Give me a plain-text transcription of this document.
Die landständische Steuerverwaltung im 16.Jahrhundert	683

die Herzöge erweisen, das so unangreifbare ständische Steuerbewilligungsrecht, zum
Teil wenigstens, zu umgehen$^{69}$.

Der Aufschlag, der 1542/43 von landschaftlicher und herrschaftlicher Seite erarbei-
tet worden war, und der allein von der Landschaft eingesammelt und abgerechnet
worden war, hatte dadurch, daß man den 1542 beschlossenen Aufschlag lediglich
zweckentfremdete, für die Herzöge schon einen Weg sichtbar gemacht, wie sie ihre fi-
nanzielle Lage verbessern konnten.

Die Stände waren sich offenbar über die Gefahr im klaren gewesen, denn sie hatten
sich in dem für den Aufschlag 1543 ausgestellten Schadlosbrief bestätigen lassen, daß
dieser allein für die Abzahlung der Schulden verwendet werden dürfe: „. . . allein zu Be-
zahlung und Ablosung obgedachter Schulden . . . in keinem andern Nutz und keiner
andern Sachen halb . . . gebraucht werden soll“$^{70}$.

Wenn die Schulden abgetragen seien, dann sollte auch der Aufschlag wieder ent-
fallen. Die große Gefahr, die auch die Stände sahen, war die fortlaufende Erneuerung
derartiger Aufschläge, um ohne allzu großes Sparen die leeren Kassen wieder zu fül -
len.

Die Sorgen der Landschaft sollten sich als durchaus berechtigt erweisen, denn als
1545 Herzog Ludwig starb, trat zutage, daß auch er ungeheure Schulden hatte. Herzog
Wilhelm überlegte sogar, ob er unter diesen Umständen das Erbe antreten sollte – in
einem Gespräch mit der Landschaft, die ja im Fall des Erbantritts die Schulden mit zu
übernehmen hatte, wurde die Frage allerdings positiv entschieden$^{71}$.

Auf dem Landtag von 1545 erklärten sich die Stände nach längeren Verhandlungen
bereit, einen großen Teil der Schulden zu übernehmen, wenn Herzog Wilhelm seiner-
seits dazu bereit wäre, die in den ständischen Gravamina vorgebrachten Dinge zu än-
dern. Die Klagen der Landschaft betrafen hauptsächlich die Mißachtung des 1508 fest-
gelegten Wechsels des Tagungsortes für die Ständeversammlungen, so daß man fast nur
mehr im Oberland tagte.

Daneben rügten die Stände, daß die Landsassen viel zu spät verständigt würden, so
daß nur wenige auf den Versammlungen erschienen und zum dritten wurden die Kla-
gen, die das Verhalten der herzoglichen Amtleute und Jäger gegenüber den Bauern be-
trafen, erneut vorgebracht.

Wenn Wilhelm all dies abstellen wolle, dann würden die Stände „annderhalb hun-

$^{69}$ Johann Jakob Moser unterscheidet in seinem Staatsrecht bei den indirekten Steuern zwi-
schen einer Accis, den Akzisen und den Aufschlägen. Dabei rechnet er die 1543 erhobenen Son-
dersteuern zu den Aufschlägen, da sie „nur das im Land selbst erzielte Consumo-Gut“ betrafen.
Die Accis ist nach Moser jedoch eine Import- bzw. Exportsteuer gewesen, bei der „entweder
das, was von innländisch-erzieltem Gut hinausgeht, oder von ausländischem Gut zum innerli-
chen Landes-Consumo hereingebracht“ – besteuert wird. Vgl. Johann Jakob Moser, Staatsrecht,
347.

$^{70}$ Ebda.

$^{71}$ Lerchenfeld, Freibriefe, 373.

........

**WORK INSTRUCTIONS:**
Print the whole listing exactly as it is.

**WRITTEN RESPONSE:**
Give me a plain-text transcription of this document.
Die landständische Steuerverwaltung im 16.Jahrhundert	683

die Herzöge erweisen, das so unangreifbare ständische Steuerbewilligungsrecht, zum
Teil wenigstens, zu umgehen$^{69}$.

Der Aufschlag, der 1542/43 von landschaftlicher und herrschaftlicher Seite erarbei-
tet worden war, und der allein von der Landschaft eingesammelt und abgerechnet
worden war, hatte dadurch, daß man den 1542 beschlossenen Aufschlag lediglich
zweckentfremdete, für die Herzöge schon einen Weg sichtbar gemacht, wie sie ihre fi-
nanzielle Lage verbessern konnten.

Die Stände waren sich offenbar über die Gefahr im klaren gewesen, denn sie hatten
sich in dem für den Aufschlag 1543 ausgestellten Schadlosbrief bestätigen lassen, daß
dieser allein für die Abzahlung der Schulden verwendet werden dürfe: „. . . allein zu Be-
zahlung und Ablosung obgedachter Schulden . . . in keinem andern Nutz und keiner
andern Sachen halb . . . gebraucht werden soll“$^{70}$.

Wenn die Schulden abgetragen seien, dann sollte auch der Aufschlag wieder ent-
fallen. Die große Gefahr, die auch die Stände sahen, war die fortlaufende Erneuerung
derartiger Aufschläge, um ohne allzu großes Sparen die leeren Kassen wieder zu fül -
len.

Die Sorgen der Landschaft sollten sich als durchaus berechtigt erweisen, denn als
1545 Herzog Ludwig starb, trat zutage, daß auch er ungeheure Schulden hatte. Herzog
Wilhelm überlegte sogar, ob er unter diesen Umständen das Erbe antreten sollte – in
einem Gespräch mit der Landschaft, die ja im Fall des Erbantritts die Schulden mit zu
übernehmen hatte, wurde die Frage allerdings positiv entschieden$^{71}$.

Auf dem Landtag von 1545 erklärten sich die Stände nach längeren Verhandlungen
bereit, einen großen Teil der Schulden zu übernehmen, wenn Herzog Wilhelm seiner-
seits dazu bereit wäre, die in den ständischen Gravamina vorgebrachten Dinge zu än-
dern. Die Klagen der Landschaft betrafen hauptsächlich die Mißachtung des 1508 fest-
gelegten Wechsels des Tagungsortes für die Ständeversammlungen, so daß man fast nur
mehr im Oberland tagte.

Daneben rügten die Stände, daß die Landsassen viel zu spät verständigt würden, so
daß nur wenige auf den Versammlungen erschienen und zum dritten wurden die Kla-
gen, die das Verhalten der herzoglichen Amtleute und Jäger gegenüber den Bauern be-
trafen, erneut vorgebracht.

Wenn Wilhelm all dies abstellen wolle, dann würden die Stände „annderhalb hun-

$^{69}$ Johann Jakob Moser unterscheidet in seinem Staatsrecht bei den indirekten Steuern zwi-
schen einer Accis, den Akzisen und den Aufschlägen. Dabei rechnet er die 1543 erhobenen Son-
dersteuern zu den Aufschlägen, da sie „nur das im Land selbst erzielte Consumo-Gut“ betrafen.
Die Accis ist nach Moser jedoch eine Import- bzw. Exportsteuer gewesen, bei der „entweder
das, was von innländisch-erzieltem Gut hinausgeht, oder von ausländischem Gut zum innerli-
chen Landes-Consumo hereingebracht“ – besteuert wird. Vgl. Johann Jakob Moser, Staatsrecht,
347.

$^{70}$ Ebda.

$^{71}$ Lerchenfeld, Freibriefe, 373.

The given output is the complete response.